### PROBLEM STATEMENT
Transcribe all the entries word for word, omitting any pictures they contain.

### DATA LINES
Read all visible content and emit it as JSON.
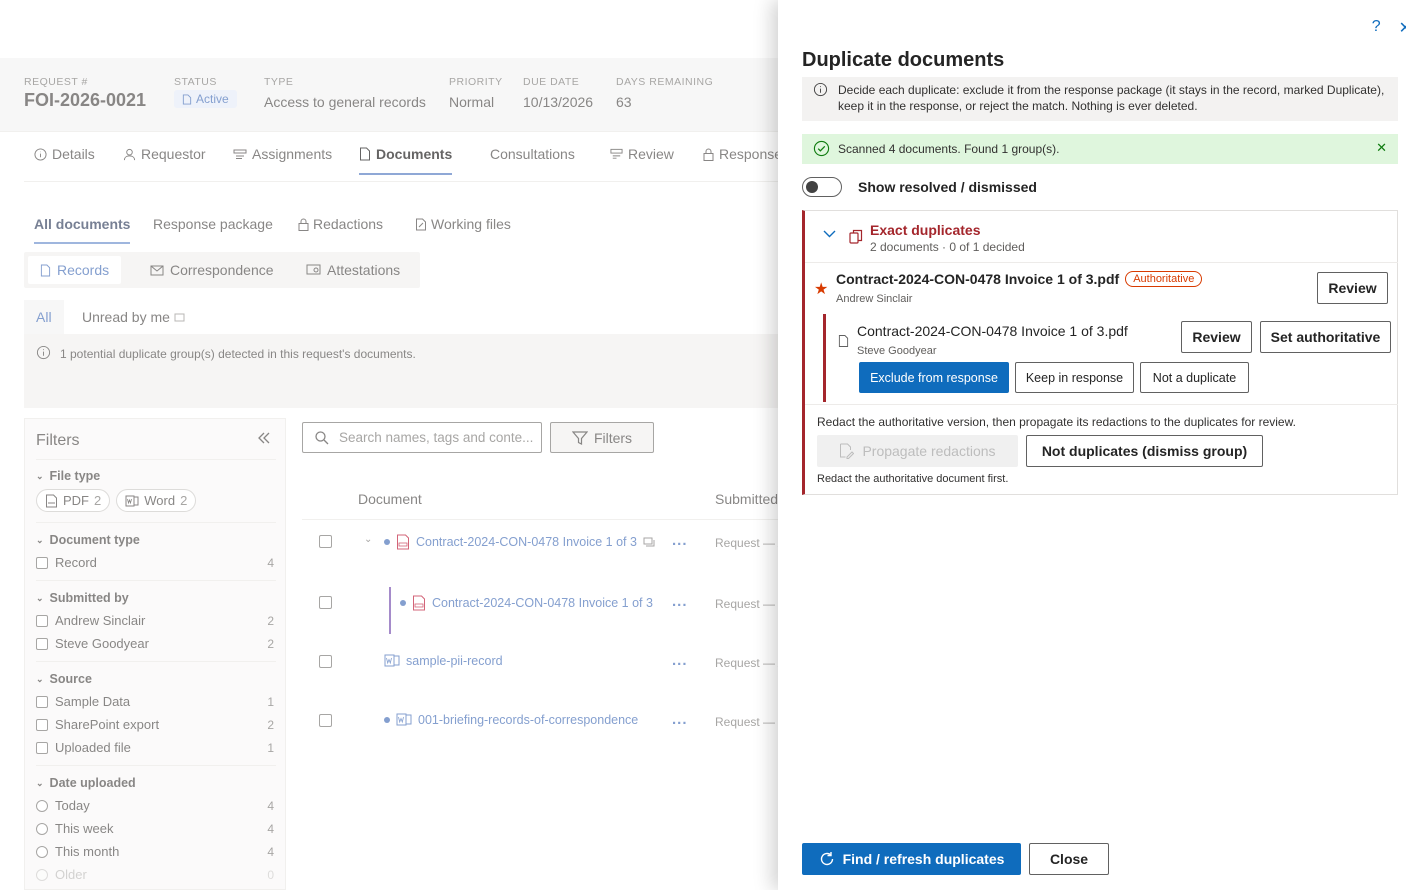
{
  "request": {
    "number_label": "REQUEST #",
    "number": "FOI-2026-0021",
    "status_label": "STATUS",
    "status": "Active",
    "type_label": "TYPE",
    "type": "Access to general records",
    "priority_label": "PRIORITY",
    "priority": "Normal",
    "due_label": "DUE DATE",
    "due": "10/13/2026",
    "days_label": "DAYS REMAINING",
    "days": "63"
  },
  "main_tabs": [
    {
      "label": "Details",
      "icon": "info-icon"
    },
    {
      "label": "Requestor",
      "icon": "person-icon"
    },
    {
      "label": "Assignments",
      "icon": "assign-icon"
    },
    {
      "label": "Documents",
      "icon": "document-icon",
      "active": true
    },
    {
      "label": "Consultations",
      "icon": ""
    },
    {
      "label": "Review",
      "icon": "review-icon"
    },
    {
      "label": "Response",
      "icon": "lock-icon"
    }
  ],
  "doc_tabs": [
    "All documents",
    "Response package",
    "Redactions",
    "Working files"
  ],
  "record_tabs": [
    "Records",
    "Correspondence",
    "Attestations"
  ],
  "read_tabs": [
    "All",
    "Unread by me"
  ],
  "info_banner": "1 potential duplicate group(s) detected in this request's documents.",
  "filters": {
    "title": "Filters",
    "file_type": {
      "label": "File type",
      "chips": [
        {
          "label": "PDF",
          "count": "2"
        },
        {
          "label": "Word",
          "count": "2"
        }
      ]
    },
    "document_type": {
      "label": "Document type",
      "items": [
        {
          "label": "Record",
          "count": "4"
        }
      ]
    },
    "submitted_by": {
      "label": "Submitted by",
      "items": [
        {
          "label": "Andrew Sinclair",
          "count": "2"
        },
        {
          "label": "Steve Goodyear",
          "count": "2"
        }
      ]
    },
    "source": {
      "label": "Source",
      "items": [
        {
          "label": "Sample Data",
          "count": "1"
        },
        {
          "label": "SharePoint export",
          "count": "2"
        },
        {
          "label": "Uploaded file",
          "count": "1"
        }
      ]
    },
    "date_uploaded": {
      "label": "Date uploaded",
      "items": [
        {
          "label": "Today",
          "count": "4"
        },
        {
          "label": "This week",
          "count": "4"
        },
        {
          "label": "This month",
          "count": "4"
        },
        {
          "label": "Older",
          "count": "0"
        }
      ]
    }
  },
  "search": {
    "placeholder": "Search names, tags and conte..."
  },
  "filters_button": "Filters",
  "doc_table": {
    "col_document": "Document",
    "col_submitted": "Submitted",
    "rows": [
      {
        "name": "Contract-2024-CON-0478 Invoice 1 of 3",
        "submitted": "Request — A"
      },
      {
        "name": "Contract-2024-CON-0478 Invoice 1 of 3",
        "submitted": "Request — S"
      },
      {
        "name": "sample-pii-record",
        "submitted": "Request — A"
      },
      {
        "name": "001-briefing-records-of-correspondence",
        "submitted": "Request — S"
      }
    ],
    "more": "..."
  },
  "panel": {
    "title": "Duplicate documents",
    "description": "Decide each duplicate: exclude it from the response package (it stays in the record, marked Duplicate), keep it in the response, or reject the match. Nothing is ever deleted.",
    "scan_result": "Scanned 4 documents. Found 1 group(s).",
    "toggle_label": "Show resolved / dismissed",
    "group": {
      "title": "Exact duplicates",
      "subtitle": "2 documents · 0 of 1 decided",
      "authoritative": {
        "name": "Contract-2024-CON-0478 Invoice 1 of 3.pdf",
        "badge": "Authoritative",
        "by": "Andrew Sinclair",
        "review": "Review"
      },
      "duplicate": {
        "name": "Contract-2024-CON-0478 Invoice 1 of 3.pdf",
        "by": "Steve Goodyear",
        "review": "Review",
        "set_authoritative": "Set authoritative",
        "exclude": "Exclude from response",
        "keep": "Keep in response",
        "not_dup": "Not a duplicate"
      },
      "propagate_note": "Redact the authoritative version, then propagate its redactions to the duplicates for review.",
      "propagate_button": "Propagate redactions",
      "dismiss_button": "Not duplicates (dismiss group)",
      "redact_first": "Redact the authoritative document first."
    },
    "find_button": "Find / refresh duplicates",
    "close_button": "Close",
    "help": "?",
    "close_x": "✕"
  },
  "colors": {
    "accent": "#0f6cbd",
    "danger": "#a4262c",
    "warning": "#d83b01",
    "success_bg": "#dff6dd"
  }
}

### FINAL ANSWER
Read all visible content and emit it as JSON.
{
  "request": {
    "number_label": "REQUEST #",
    "number": "FOI-2026-0021",
    "status_label": "STATUS",
    "status": "Active",
    "type_label": "TYPE",
    "type": "Access to general records",
    "priority_label": "PRIORITY",
    "priority": "Normal",
    "due_label": "DUE DATE",
    "due": "10/13/2026",
    "days_label": "DAYS REMAINING",
    "days": "63"
  },
  "main_tabs": [
    {
      "label": "Details",
      "icon": "info-icon"
    },
    {
      "label": "Requestor",
      "icon": "person-icon"
    },
    {
      "label": "Assignments",
      "icon": "assign-icon"
    },
    {
      "label": "Documents",
      "icon": "document-icon",
      "active": true
    },
    {
      "label": "Consultations",
      "icon": ""
    },
    {
      "label": "Review",
      "icon": "review-icon"
    },
    {
      "label": "Response",
      "icon": "lock-icon"
    }
  ],
  "doc_tabs": [
    "All documents",
    "Response package",
    "Redactions",
    "Working files"
  ],
  "record_tabs": [
    "Records",
    "Correspondence",
    "Attestations"
  ],
  "read_tabs": [
    "All",
    "Unread by me"
  ],
  "info_banner": "1 potential duplicate group(s) detected in this request's documents.",
  "filters": {
    "title": "Filters",
    "file_type": {
      "label": "File type",
      "chips": [
        {
          "label": "PDF",
          "count": "2"
        },
        {
          "label": "Word",
          "count": "2"
        }
      ]
    },
    "document_type": {
      "label": "Document type",
      "items": [
        {
          "label": "Record",
          "count": "4"
        }
      ]
    },
    "submitted_by": {
      "label": "Submitted by",
      "items": [
        {
          "label": "Andrew Sinclair",
          "count": "2"
        },
        {
          "label": "Steve Goodyear",
          "count": "2"
        }
      ]
    },
    "source": {
      "label": "Source",
      "items": [
        {
          "label": "Sample Data",
          "count": "1"
        },
        {
          "label": "SharePoint export",
          "count": "2"
        },
        {
          "label": "Uploaded file",
          "count": "1"
        }
      ]
    },
    "date_uploaded": {
      "label": "Date uploaded",
      "items": [
        {
          "label": "Today",
          "count": "4"
        },
        {
          "label": "This week",
          "count": "4"
        },
        {
          "label": "This month",
          "count": "4"
        },
        {
          "label": "Older",
          "count": "0"
        }
      ]
    }
  },
  "search": {
    "placeholder": "Search names, tags and conte..."
  },
  "filters_button": "Filters",
  "doc_table": {
    "col_document": "Document",
    "col_submitted": "Submitted",
    "rows": [
      {
        "name": "Contract-2024-CON-0478 Invoice 1 of 3",
        "submitted": "Request — A"
      },
      {
        "name": "Contract-2024-CON-0478 Invoice 1 of 3",
        "submitted": "Request — S"
      },
      {
        "name": "sample-pii-record",
        "submitted": "Request — A"
      },
      {
        "name": "001-briefing-records-of-correspondence",
        "submitted": "Request — S"
      }
    ],
    "more": "..."
  },
  "panel": {
    "title": "Duplicate documents",
    "description": "Decide each duplicate: exclude it from the response package (it stays in the record, marked Duplicate), keep it in the response, or reject the match. Nothing is ever deleted.",
    "scan_result": "Scanned 4 documents. Found 1 group(s).",
    "toggle_label": "Show resolved / dismissed",
    "group": {
      "title": "Exact duplicates",
      "subtitle": "2 documents · 0 of 1 decided",
      "authoritative": {
        "name": "Contract-2024-CON-0478 Invoice 1 of 3.pdf",
        "badge": "Authoritative",
        "by": "Andrew Sinclair",
        "review": "Review"
      },
      "duplicate": {
        "name": "Contract-2024-CON-0478 Invoice 1 of 3.pdf",
        "by": "Steve Goodyear",
        "review": "Review",
        "set_authoritative": "Set authoritative",
        "exclude": "Exclude from response",
        "keep": "Keep in response",
        "not_dup": "Not a duplicate"
      },
      "propagate_note": "Redact the authoritative version, then propagate its redactions to the duplicates for review.",
      "propagate_button": "Propagate redactions",
      "dismiss_button": "Not duplicates (dismiss group)",
      "redact_first": "Redact the authoritative document first."
    },
    "find_button": "Find / refresh duplicates",
    "close_button": "Close",
    "help": "?",
    "close_x": "✕"
  },
  "colors": {
    "accent": "#0f6cbd",
    "danger": "#a4262c",
    "warning": "#d83b01",
    "success_bg": "#dff6dd"
  }
}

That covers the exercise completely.